======== Data listing

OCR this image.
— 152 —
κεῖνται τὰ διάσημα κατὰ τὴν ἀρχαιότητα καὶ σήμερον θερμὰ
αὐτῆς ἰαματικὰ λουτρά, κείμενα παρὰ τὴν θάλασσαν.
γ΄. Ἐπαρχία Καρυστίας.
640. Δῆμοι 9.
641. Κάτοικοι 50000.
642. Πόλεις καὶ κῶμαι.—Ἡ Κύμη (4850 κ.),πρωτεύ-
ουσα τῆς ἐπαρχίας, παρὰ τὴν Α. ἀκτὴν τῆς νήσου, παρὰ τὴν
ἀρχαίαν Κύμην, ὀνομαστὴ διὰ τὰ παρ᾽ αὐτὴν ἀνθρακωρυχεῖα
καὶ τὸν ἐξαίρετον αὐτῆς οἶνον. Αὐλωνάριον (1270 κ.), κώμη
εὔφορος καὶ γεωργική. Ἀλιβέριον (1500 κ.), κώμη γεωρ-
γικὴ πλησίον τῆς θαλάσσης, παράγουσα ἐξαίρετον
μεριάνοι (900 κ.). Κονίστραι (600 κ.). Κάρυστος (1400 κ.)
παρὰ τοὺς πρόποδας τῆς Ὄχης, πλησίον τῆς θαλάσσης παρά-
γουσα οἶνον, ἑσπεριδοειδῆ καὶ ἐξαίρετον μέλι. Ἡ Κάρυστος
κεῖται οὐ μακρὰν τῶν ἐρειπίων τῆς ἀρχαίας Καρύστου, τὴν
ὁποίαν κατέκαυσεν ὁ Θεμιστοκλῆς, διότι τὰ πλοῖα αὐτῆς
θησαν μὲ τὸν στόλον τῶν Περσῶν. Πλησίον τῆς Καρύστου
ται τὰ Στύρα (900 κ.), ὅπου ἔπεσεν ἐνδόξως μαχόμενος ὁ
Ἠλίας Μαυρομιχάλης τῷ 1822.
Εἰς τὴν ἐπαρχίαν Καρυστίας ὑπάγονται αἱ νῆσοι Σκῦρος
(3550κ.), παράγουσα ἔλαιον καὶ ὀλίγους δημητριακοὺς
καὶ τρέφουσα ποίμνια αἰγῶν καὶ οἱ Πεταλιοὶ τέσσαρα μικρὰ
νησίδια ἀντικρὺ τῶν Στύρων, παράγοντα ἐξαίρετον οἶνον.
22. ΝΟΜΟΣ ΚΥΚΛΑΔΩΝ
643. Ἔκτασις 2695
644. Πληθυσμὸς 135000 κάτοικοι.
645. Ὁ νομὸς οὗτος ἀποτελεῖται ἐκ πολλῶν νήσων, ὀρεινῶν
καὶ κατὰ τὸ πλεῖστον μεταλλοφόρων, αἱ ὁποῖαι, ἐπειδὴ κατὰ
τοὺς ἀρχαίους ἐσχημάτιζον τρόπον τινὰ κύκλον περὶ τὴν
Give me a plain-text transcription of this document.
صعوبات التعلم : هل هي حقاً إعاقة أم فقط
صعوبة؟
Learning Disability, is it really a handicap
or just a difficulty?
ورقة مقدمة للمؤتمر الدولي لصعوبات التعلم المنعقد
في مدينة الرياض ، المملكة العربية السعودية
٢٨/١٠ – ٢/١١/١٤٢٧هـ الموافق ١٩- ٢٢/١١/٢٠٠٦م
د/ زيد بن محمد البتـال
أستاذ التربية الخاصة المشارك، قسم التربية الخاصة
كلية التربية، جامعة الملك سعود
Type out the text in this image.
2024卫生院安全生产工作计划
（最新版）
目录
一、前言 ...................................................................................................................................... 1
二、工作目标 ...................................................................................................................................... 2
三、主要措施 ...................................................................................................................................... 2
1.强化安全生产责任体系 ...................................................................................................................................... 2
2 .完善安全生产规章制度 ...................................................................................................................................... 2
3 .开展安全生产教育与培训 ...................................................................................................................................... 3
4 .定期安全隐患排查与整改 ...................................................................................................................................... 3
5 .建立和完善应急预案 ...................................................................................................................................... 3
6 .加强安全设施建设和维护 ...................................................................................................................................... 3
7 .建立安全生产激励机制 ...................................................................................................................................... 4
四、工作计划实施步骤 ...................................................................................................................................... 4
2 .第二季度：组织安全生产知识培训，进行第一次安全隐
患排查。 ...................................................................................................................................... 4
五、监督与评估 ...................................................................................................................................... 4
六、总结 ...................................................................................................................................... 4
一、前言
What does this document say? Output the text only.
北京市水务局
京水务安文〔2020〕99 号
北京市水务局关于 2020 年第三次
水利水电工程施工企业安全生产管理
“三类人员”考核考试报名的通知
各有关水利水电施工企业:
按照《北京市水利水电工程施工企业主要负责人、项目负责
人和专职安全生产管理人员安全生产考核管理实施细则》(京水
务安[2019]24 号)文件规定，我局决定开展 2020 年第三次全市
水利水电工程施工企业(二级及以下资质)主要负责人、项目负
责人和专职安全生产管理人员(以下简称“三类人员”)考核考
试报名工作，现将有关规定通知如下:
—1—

================

■ Exercise
Above are the records. Copy every line in them holding "this".

■ Solved exercise
OCR this image.
Give me a plain-text transcription of this document.
Type out the text in this image.
What does this document say? Output the text only.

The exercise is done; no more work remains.